■ **Directive**
Could you write out every entry exactly as it stands?

■ **Supplied data**
========================================
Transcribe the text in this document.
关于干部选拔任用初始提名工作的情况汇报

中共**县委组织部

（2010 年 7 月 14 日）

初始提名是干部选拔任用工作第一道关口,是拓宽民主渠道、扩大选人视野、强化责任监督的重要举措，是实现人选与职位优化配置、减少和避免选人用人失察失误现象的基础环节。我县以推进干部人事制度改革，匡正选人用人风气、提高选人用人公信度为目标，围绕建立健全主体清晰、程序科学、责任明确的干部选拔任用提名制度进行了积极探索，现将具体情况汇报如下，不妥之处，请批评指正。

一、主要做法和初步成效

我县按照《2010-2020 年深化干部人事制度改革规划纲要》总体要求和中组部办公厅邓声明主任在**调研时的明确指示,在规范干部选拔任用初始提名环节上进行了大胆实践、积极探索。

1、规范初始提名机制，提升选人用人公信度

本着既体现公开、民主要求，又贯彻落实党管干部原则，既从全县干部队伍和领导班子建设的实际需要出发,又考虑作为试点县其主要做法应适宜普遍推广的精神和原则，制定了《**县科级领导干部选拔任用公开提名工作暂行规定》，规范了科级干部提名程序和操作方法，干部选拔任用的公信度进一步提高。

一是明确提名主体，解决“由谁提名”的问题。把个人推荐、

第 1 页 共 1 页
========================================
■ **Result**
Transcribe the text in this document.
关于干部选拔任用初始提名工作的情况汇报

中共**县委组织部

（2010 年 7 月 14 日）

初始提名是干部选拔任用工作第一道关口,是拓宽民主渠道、扩大选人视野、强化责任监督的重要举措，是实现人选与职位优化配置、减少和避免选人用人失察失误现象的基础环节。我县以推进干部人事制度改革，匡正选人用人风气、提高选人用人公信度为目标，围绕建立健全主体清晰、程序科学、责任明确的干部选拔任用提名制度进行了积极探索，现将具体情况汇报如下，不妥之处，请批评指正。

一、主要做法和初步成效

我县按照《2010-2020 年深化干部人事制度改革规划纲要》总体要求和中组部办公厅邓声明主任在**调研时的明确指示,在规范干部选拔任用初始提名环节上进行了大胆实践、积极探索。

1、规范初始提名机制，提升选人用人公信度

本着既体现公开、民主要求，又贯彻落实党管干部原则，既从全县干部队伍和领导班子建设的实际需要出发,又考虑作为试点县其主要做法应适宜普遍推广的精神和原则，制定了《**县科级领导干部选拔任用公开提名工作暂行规定》，规范了科级干部提名程序和操作方法，干部选拔任用的公信度进一步提高。

一是明确提名主体，解决“由谁提名”的问题。把个人推荐、

第 1 页 共 1 页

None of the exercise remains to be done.